DIRECTIONS FOR THIS TASK: The records below are made of lines; count those holding the word "JSON" and give the number only.

EXERCISE MATERIAL:
┌────────
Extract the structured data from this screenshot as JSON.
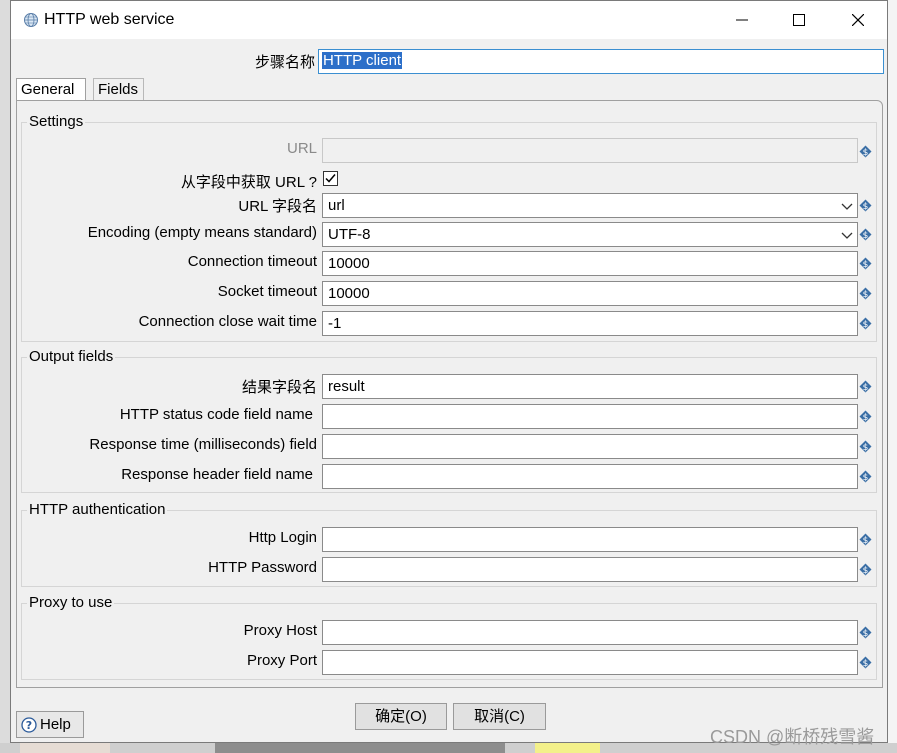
{
  "window": {
    "title": "HTTP web service",
    "step_name_label": "步骤名称",
    "step_name_value": "HTTP client"
  },
  "tabs": [
    {
      "label": "General",
      "active": true
    },
    {
      "label": "Fields",
      "active": false
    }
  ],
  "settings": {
    "group_title": "Settings",
    "url_label": "URL",
    "url_value": "",
    "url_from_field_label": "从字段中获取 URL ?",
    "url_from_field_checked": true,
    "url_field_name_label": "URL 字段名",
    "url_field_name_value": "url",
    "encoding_label": "Encoding (empty means standard)",
    "encoding_value": "UTF-8",
    "connection_timeout_label": "Connection timeout",
    "connection_timeout_value": "10000",
    "socket_timeout_label": "Socket timeout",
    "socket_timeout_value": "10000",
    "close_wait_label": "Connection close wait time",
    "close_wait_value": "-1"
  },
  "output_fields": {
    "group_title": "Output fields",
    "result_field_label": "结果字段名",
    "result_field_value": "result",
    "status_code_label": "HTTP status code field name",
    "status_code_value": "",
    "response_time_label": "Response time (milliseconds) field",
    "response_time_value": "",
    "response_header_label": "Response header field name",
    "response_header_value": ""
  },
  "http_auth": {
    "group_title": "HTTP authentication",
    "login_label": "Http Login",
    "login_value": "",
    "password_label": "HTTP Password",
    "password_value": ""
  },
  "proxy": {
    "group_title": "Proxy to use",
    "host_label": "Proxy Host",
    "host_value": "",
    "port_label": "Proxy Port",
    "port_value": ""
  },
  "buttons": {
    "ok": "确定(O)",
    "cancel": "取消(C)",
    "help": "Help"
  },
  "watermark": "CSDN @断桥残雪酱",
  "colors": {
    "selection": "#2c6fc9",
    "variable_icon": "#3a6ea5"
  },
  "icons": [
    "globe-icon",
    "minimize-icon",
    "maximize-icon",
    "close-icon",
    "variable-icon",
    "chevron-down-icon",
    "check-icon",
    "help-icon"
  ]
}
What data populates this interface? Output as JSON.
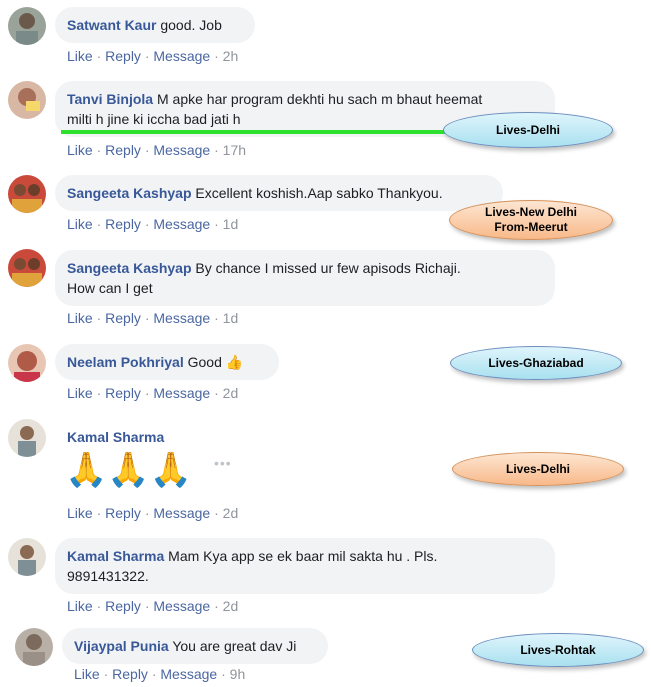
{
  "comments": [
    {
      "author": "Satwant Kaur",
      "text": "good. Job",
      "like": "Like",
      "reply": "Reply",
      "message": "Message",
      "time": "2h"
    },
    {
      "author": "Tanvi Binjola",
      "text_line1": "M apke har program dekhti hu sach m bhaut heemat",
      "text_line2": "milti h jine ki iccha bad jati h",
      "like": "Like",
      "reply": "Reply",
      "message": "Message",
      "time": "17h"
    },
    {
      "author": "Sangeeta Kashyap",
      "text": "Excellent koshish.Aap sabko Thankyou.",
      "like": "Like",
      "reply": "Reply",
      "message": "Message",
      "time": "1d"
    },
    {
      "author": "Sangeeta Kashyap",
      "text_line1": "By chance I missed ur few apisods Richaji.",
      "text_line2": "How can I get",
      "like": "Like",
      "reply": "Reply",
      "message": "Message",
      "time": "1d"
    },
    {
      "author": "Neelam Pokhriyal",
      "text": "Good",
      "emoji": "👍",
      "like": "Like",
      "reply": "Reply",
      "message": "Message",
      "time": "2d"
    },
    {
      "author": "Kamal Sharma",
      "emoji_row": "🙏🙏🙏",
      "more": "•••",
      "like": "Like",
      "reply": "Reply",
      "message": "Message",
      "time": "2d"
    },
    {
      "author": "Kamal Sharma",
      "text_line1": "Mam Kya app se ek baar mil sakta hu . Pls.",
      "text_line2": "9891431322.",
      "like": "Like",
      "reply": "Reply",
      "message": "Message",
      "time": "2d"
    },
    {
      "author": "Vijaypal Punia",
      "text": "You are great dav Ji",
      "like": "Like",
      "reply": "Reply",
      "message": "Message",
      "time": "9h"
    }
  ],
  "separator": "·",
  "annotations": [
    {
      "text": "Lives-Delhi",
      "color": "blue"
    },
    {
      "text_line1": "Lives-New Delhi",
      "text_line2": "From-Meerut",
      "color": "orange"
    },
    {
      "text": "Lives-Ghaziabad",
      "color": "blue"
    },
    {
      "text": "Lives-Delhi",
      "color": "orange"
    },
    {
      "text": "Lives-Rohtak",
      "color": "blue"
    }
  ],
  "colors": {
    "author": "#385898",
    "bubble": "#f2f3f5",
    "action_link": "#4b67a1",
    "highlight_line": "#2fe12f"
  }
}
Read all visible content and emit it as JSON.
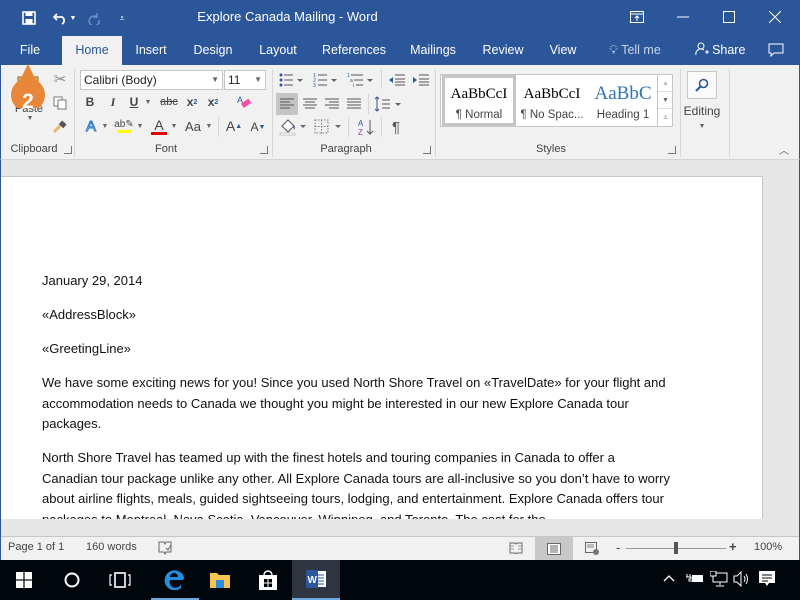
└────────
SOLUTION BELOW: 3